▶ _WORK REQUIRED_
Repeat every record below exactly, but leave out any pictures.

(Source records)
-- BEGIN --

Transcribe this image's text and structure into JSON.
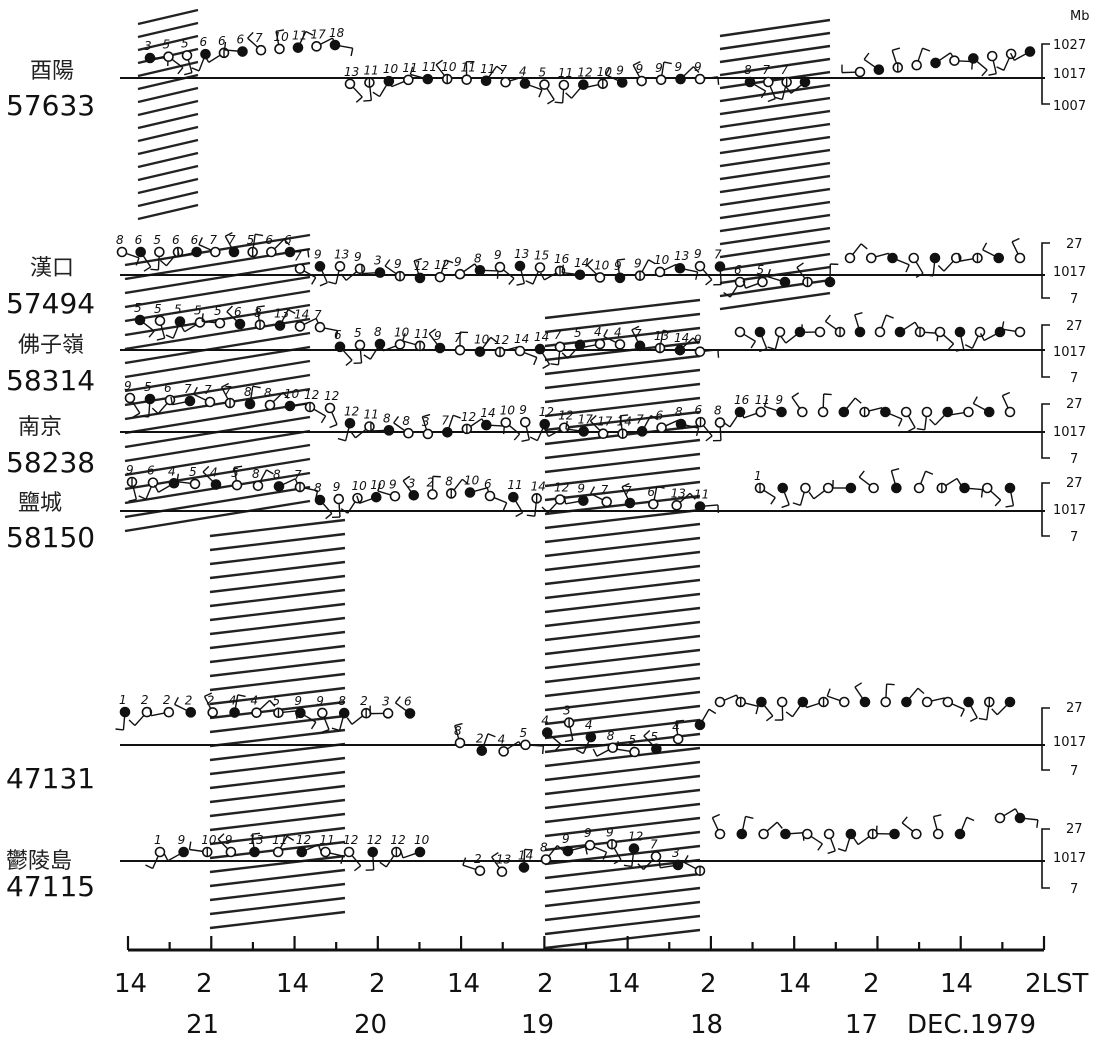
{
  "pressure_unit": "Mb",
  "stations": [
    {
      "name": "酉陽",
      "id": "57633",
      "scale": [
        "1027",
        "1017",
        "1007"
      ]
    },
    {
      "name": "漢口",
      "id": "57494",
      "scale": [
        "27",
        "1017",
        "7"
      ]
    },
    {
      "name": "佛子嶺",
      "id": "58314",
      "scale": [
        "27",
        "1017",
        "7"
      ]
    },
    {
      "name": "南京",
      "id": "58238",
      "scale": [
        "27",
        "1017",
        "7"
      ]
    },
    {
      "name": "鹽城",
      "id": "58150",
      "scale": [
        "27",
        "1017",
        "7"
      ]
    },
    {
      "name": "",
      "id": "47131",
      "scale": [
        "27",
        "1017",
        "7"
      ]
    },
    {
      "name": "鬱陵島",
      "id": "47115",
      "scale": [
        "27",
        "1017",
        "7"
      ]
    }
  ],
  "time_axis": {
    "hour_labels": [
      "14",
      "2",
      "14",
      "2",
      "14",
      "2",
      "14",
      "2",
      "14",
      "2",
      "14",
      "2LST"
    ],
    "date_labels": [
      "21",
      "20",
      "19",
      "18",
      "17"
    ],
    "caption": "DEC.1979"
  },
  "plot_numbers": {
    "s0": [
      "3",
      "5",
      "5",
      "6",
      "6",
      "6",
      "7",
      "10",
      "11",
      "17",
      "18",
      "13",
      "11",
      "10",
      "11",
      "11",
      "10",
      "11",
      "11",
      "7",
      "4",
      "5",
      "11",
      "12",
      "10",
      "9",
      "9",
      "9",
      "9",
      "9",
      "8",
      "7",
      "7"
    ],
    "s1": [
      "8",
      "6",
      "5",
      "6",
      "6",
      "7",
      "7",
      "5",
      "6",
      "6",
      "7",
      "9",
      "13",
      "9",
      "3",
      "9",
      "12",
      "12",
      "9",
      "8",
      "9",
      "13",
      "15",
      "16",
      "14",
      "10",
      "9",
      "9",
      "10",
      "13",
      "9",
      "7",
      "6",
      "5"
    ],
    "s2": [
      "5",
      "5",
      "5",
      "5",
      "5",
      "6",
      "8",
      "13",
      "14",
      "7",
      "6",
      "5",
      "8",
      "10",
      "11",
      "9",
      "7",
      "10",
      "12",
      "14",
      "14",
      "7",
      "5",
      "4",
      "4",
      "7",
      "13",
      "14",
      "9"
    ],
    "s3": [
      "9",
      "5",
      "6",
      "7",
      "7",
      "7",
      "8",
      "8",
      "10",
      "12",
      "12",
      "12",
      "11",
      "8",
      "8",
      "3",
      "7",
      "12",
      "14",
      "10",
      "9",
      "12",
      "12",
      "17",
      "17",
      "14",
      "7",
      "6",
      "8",
      "6",
      "8",
      "16",
      "11",
      "9"
    ],
    "s4": [
      "9",
      "6",
      "4",
      "5",
      "4",
      "5",
      "8",
      "8",
      "7",
      "8",
      "9",
      "10",
      "10",
      "9",
      "3",
      "2",
      "8",
      "10",
      "6",
      "11",
      "14",
      "12",
      "9",
      "7",
      "7",
      "6",
      "13",
      "11",
      "1"
    ],
    "s5": [
      "1",
      "2",
      "2",
      "2",
      "2",
      "4",
      "4",
      "5",
      "9",
      "9",
      "8",
      "2",
      "3",
      "6",
      "8",
      "2",
      "4",
      "5",
      "4",
      "3",
      "4",
      "8",
      "5",
      "5",
      "4"
    ],
    "s6": [
      "1",
      "9",
      "10",
      "9",
      "13",
      "11",
      "12",
      "11",
      "12",
      "12",
      "12",
      "10",
      "2",
      "13",
      "14",
      "8",
      "9",
      "9",
      "9",
      "12",
      "7",
      "3"
    ]
  }
}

-- END --

▶ _TASK RESPONSE_
Transcribe this image's text and structure into JSON.
{
  "pressure_unit": "Mb",
  "stations": [
    {
      "name": "酉陽",
      "id": "57633",
      "scale": [
        "1027",
        "1017",
        "1007"
      ]
    },
    {
      "name": "漢口",
      "id": "57494",
      "scale": [
        "27",
        "1017",
        "7"
      ]
    },
    {
      "name": "佛子嶺",
      "id": "58314",
      "scale": [
        "27",
        "1017",
        "7"
      ]
    },
    {
      "name": "南京",
      "id": "58238",
      "scale": [
        "27",
        "1017",
        "7"
      ]
    },
    {
      "name": "鹽城",
      "id": "58150",
      "scale": [
        "27",
        "1017",
        "7"
      ]
    },
    {
      "name": "",
      "id": "47131",
      "scale": [
        "27",
        "1017",
        "7"
      ]
    },
    {
      "name": "鬱陵島",
      "id": "47115",
      "scale": [
        "27",
        "1017",
        "7"
      ]
    }
  ],
  "time_axis": {
    "hour_labels": [
      "14",
      "2",
      "14",
      "2",
      "14",
      "2",
      "14",
      "2",
      "14",
      "2",
      "14",
      "2LST"
    ],
    "date_labels": [
      "21",
      "20",
      "19",
      "18",
      "17"
    ],
    "caption": "DEC.1979"
  },
  "plot_numbers": {
    "s0": [
      "3",
      "5",
      "5",
      "6",
      "6",
      "6",
      "7",
      "10",
      "11",
      "17",
      "18",
      "13",
      "11",
      "10",
      "11",
      "11",
      "10",
      "11",
      "11",
      "7",
      "4",
      "5",
      "11",
      "12",
      "10",
      "9",
      "9",
      "9",
      "9",
      "9",
      "8",
      "7",
      "7"
    ],
    "s1": [
      "8",
      "6",
      "5",
      "6",
      "6",
      "7",
      "7",
      "5",
      "6",
      "6",
      "7",
      "9",
      "13",
      "9",
      "3",
      "9",
      "12",
      "12",
      "9",
      "8",
      "9",
      "13",
      "15",
      "16",
      "14",
      "10",
      "9",
      "9",
      "10",
      "13",
      "9",
      "7",
      "6",
      "5"
    ],
    "s2": [
      "5",
      "5",
      "5",
      "5",
      "5",
      "6",
      "8",
      "13",
      "14",
      "7",
      "6",
      "5",
      "8",
      "10",
      "11",
      "9",
      "7",
      "10",
      "12",
      "14",
      "14",
      "7",
      "5",
      "4",
      "4",
      "7",
      "13",
      "14",
      "9"
    ],
    "s3": [
      "9",
      "5",
      "6",
      "7",
      "7",
      "7",
      "8",
      "8",
      "10",
      "12",
      "12",
      "12",
      "11",
      "8",
      "8",
      "3",
      "7",
      "12",
      "14",
      "10",
      "9",
      "12",
      "12",
      "17",
      "17",
      "14",
      "7",
      "6",
      "8",
      "6",
      "8",
      "16",
      "11",
      "9"
    ],
    "s4": [
      "9",
      "6",
      "4",
      "5",
      "4",
      "5",
      "8",
      "8",
      "7",
      "8",
      "9",
      "10",
      "10",
      "9",
      "3",
      "2",
      "8",
      "10",
      "6",
      "11",
      "14",
      "12",
      "9",
      "7",
      "7",
      "6",
      "13",
      "11",
      "1"
    ],
    "s5": [
      "1",
      "2",
      "2",
      "2",
      "2",
      "4",
      "4",
      "5",
      "9",
      "9",
      "8",
      "2",
      "3",
      "6",
      "8",
      "2",
      "4",
      "5",
      "4",
      "3",
      "4",
      "8",
      "5",
      "5",
      "4"
    ],
    "s6": [
      "1",
      "9",
      "10",
      "9",
      "13",
      "11",
      "12",
      "11",
      "12",
      "12",
      "12",
      "10",
      "2",
      "13",
      "14",
      "8",
      "9",
      "9",
      "9",
      "12",
      "7",
      "3"
    ]
  }
}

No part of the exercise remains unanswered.